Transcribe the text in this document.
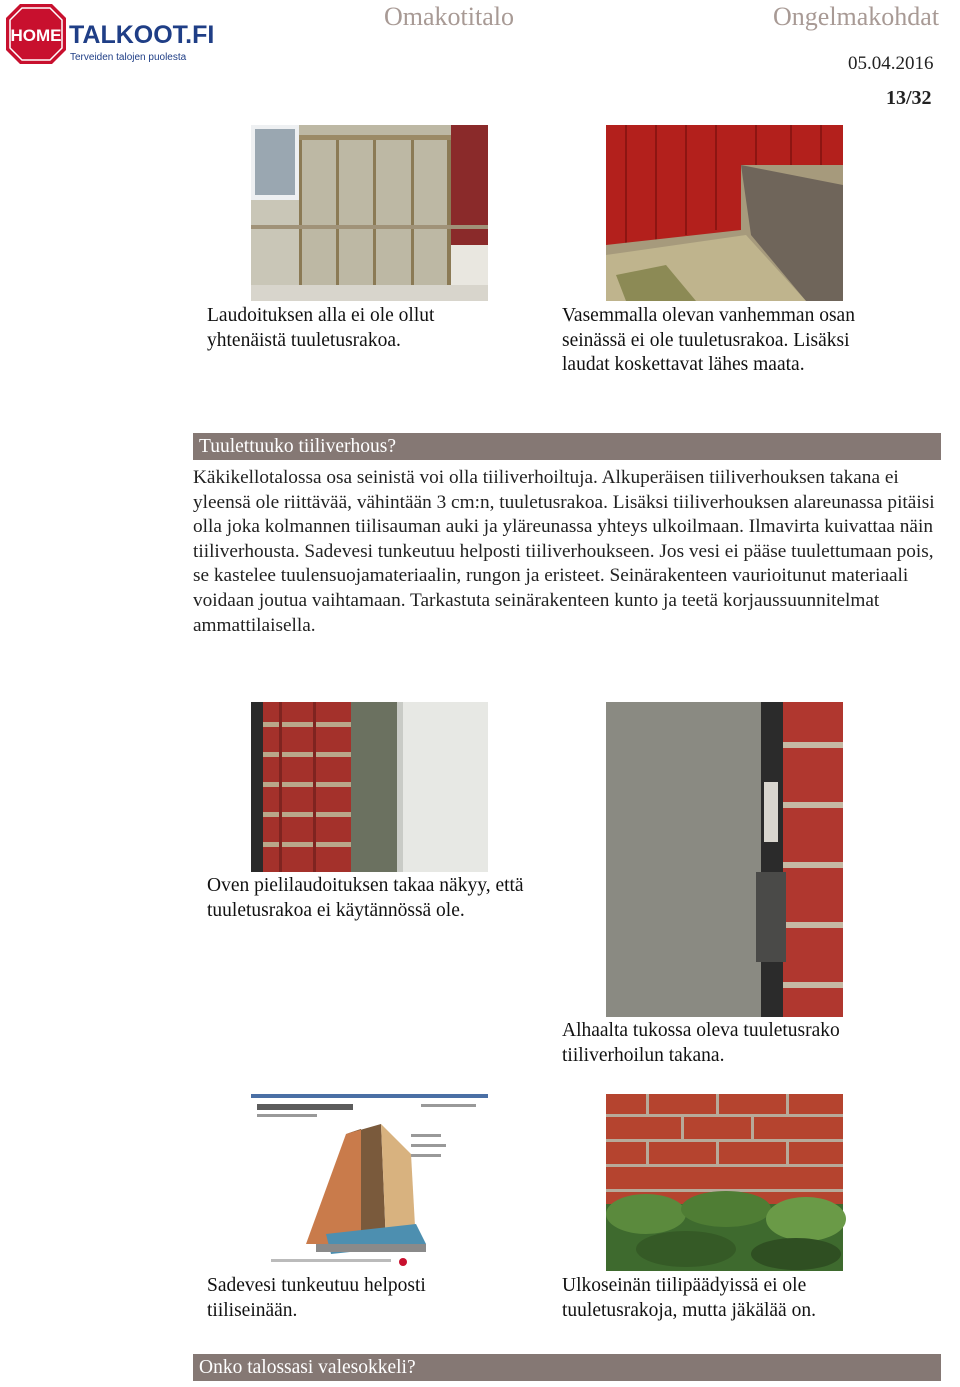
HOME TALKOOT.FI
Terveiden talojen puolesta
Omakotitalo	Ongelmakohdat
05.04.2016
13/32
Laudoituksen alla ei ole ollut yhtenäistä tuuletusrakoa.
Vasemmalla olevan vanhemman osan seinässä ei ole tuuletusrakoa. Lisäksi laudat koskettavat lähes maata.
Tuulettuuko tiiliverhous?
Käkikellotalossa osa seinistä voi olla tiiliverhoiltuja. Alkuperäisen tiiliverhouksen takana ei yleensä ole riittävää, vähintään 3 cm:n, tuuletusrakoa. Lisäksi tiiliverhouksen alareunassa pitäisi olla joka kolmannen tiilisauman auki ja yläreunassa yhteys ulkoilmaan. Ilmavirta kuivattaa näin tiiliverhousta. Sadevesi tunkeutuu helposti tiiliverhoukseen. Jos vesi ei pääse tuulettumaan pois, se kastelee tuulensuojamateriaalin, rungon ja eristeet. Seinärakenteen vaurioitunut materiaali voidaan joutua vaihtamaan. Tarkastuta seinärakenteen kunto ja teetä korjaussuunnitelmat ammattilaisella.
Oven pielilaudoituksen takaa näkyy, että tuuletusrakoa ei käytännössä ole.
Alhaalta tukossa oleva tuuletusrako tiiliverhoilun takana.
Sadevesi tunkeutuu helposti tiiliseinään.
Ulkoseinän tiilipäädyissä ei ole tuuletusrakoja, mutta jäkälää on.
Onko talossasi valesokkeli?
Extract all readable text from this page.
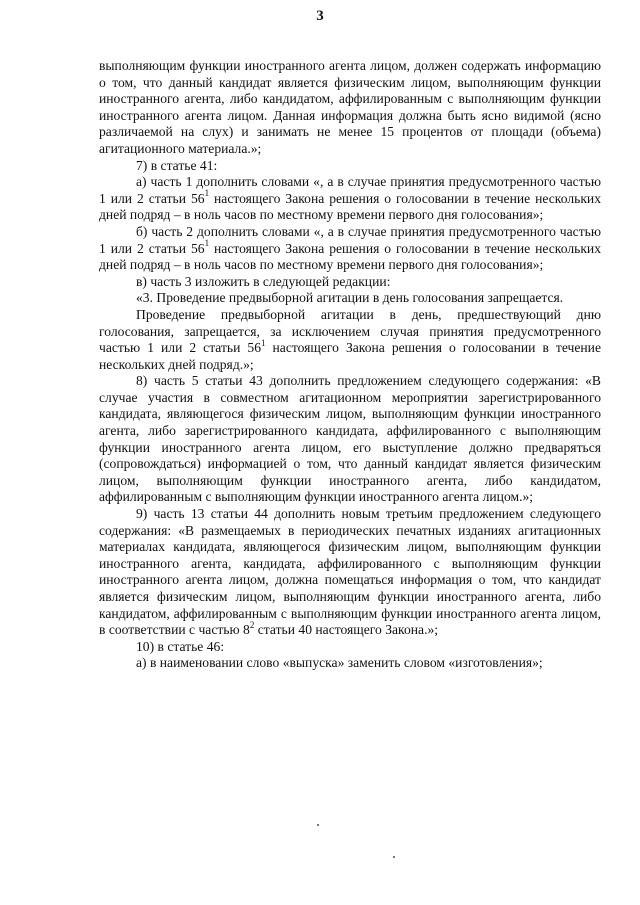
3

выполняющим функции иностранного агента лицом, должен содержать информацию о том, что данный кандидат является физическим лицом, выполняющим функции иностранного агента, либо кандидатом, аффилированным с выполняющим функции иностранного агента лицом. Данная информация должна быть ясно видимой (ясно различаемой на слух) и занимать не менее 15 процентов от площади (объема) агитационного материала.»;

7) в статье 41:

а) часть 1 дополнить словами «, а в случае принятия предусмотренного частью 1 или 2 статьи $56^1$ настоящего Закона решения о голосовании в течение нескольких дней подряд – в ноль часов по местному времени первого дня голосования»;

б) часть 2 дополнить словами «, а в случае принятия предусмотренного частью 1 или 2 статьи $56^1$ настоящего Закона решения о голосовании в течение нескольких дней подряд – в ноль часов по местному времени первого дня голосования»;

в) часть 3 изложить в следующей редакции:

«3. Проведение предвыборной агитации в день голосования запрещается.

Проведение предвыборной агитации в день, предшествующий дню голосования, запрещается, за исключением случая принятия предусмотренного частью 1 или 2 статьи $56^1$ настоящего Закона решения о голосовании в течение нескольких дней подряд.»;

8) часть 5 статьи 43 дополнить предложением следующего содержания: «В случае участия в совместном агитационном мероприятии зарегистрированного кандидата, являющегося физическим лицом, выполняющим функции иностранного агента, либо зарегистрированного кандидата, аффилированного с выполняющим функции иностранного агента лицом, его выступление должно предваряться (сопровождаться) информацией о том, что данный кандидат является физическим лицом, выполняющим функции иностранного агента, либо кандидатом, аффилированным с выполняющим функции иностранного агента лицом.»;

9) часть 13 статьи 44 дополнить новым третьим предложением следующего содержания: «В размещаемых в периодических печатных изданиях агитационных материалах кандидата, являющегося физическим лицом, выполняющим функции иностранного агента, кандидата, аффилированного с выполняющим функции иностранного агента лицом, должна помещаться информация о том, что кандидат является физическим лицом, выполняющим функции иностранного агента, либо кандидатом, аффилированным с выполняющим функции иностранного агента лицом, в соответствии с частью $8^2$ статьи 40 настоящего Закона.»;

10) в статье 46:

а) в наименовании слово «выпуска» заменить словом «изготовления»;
━━━━━━━━━━
■ SHORT TASK ■
Copy out each line that contains the word "словами".

■ EXERCISE OUTPUT ■
а) часть 1 дополнить словами «, а в случае принятия предусмотренного частью 1 или 2 статьи $56^1$ настоящего Закона решения о голосовании в течение нескольких дней подряд – в ноль часов по местному времени первого дня голосования»;
б) часть 2 дополнить словами «, а в случае принятия предусмотренного частью 1 или 2 статьи $56^1$ настоящего Закона решения о голосовании в течение нескольких дней подряд – в ноль часов по местному времени первого дня голосования»;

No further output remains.